Problem statement:
Without the images, output each record below as it stands.

[Records from a data source]
• • • • • • •

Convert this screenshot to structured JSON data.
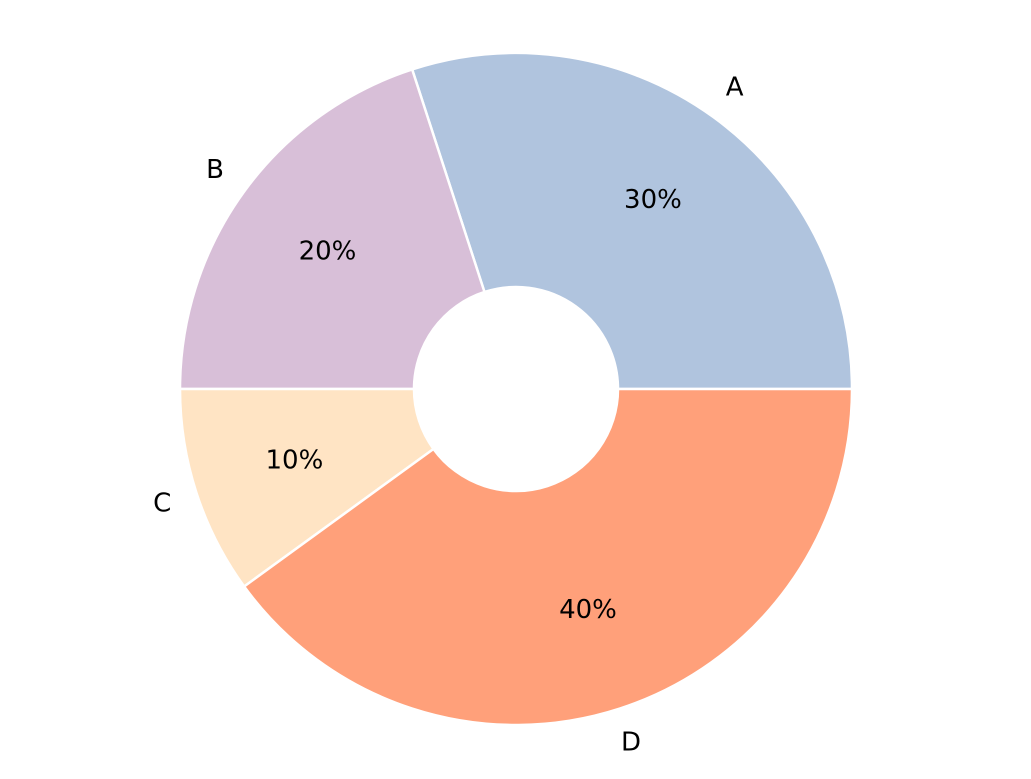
{
  "chart_data": {
    "type": "pie",
    "subtype": "donut",
    "categories": [
      "A",
      "B",
      "C",
      "D"
    ],
    "values": [
      30,
      20,
      10,
      40
    ],
    "percent_labels": [
      "30%",
      "20%",
      "10%",
      "40%"
    ],
    "colors": [
      "#b0c4de",
      "#d8bfd8",
      "#ffe4c4",
      "#ffa07a"
    ],
    "start_angle_degrees": 0,
    "direction": "counterclockwise",
    "legend": "none",
    "grid": false
  }
}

• • • • • • •

The result:
Convert this screenshot to structured JSON data.
{
  "chart_data": {
    "type": "pie",
    "subtype": "donut",
    "categories": [
      "A",
      "B",
      "C",
      "D"
    ],
    "values": [
      30,
      20,
      10,
      40
    ],
    "percent_labels": [
      "30%",
      "20%",
      "10%",
      "40%"
    ],
    "colors": [
      "#b0c4de",
      "#d8bfd8",
      "#ffe4c4",
      "#ffa07a"
    ],
    "start_angle_degrees": 0,
    "direction": "counterclockwise",
    "legend": "none",
    "grid": false
  }
}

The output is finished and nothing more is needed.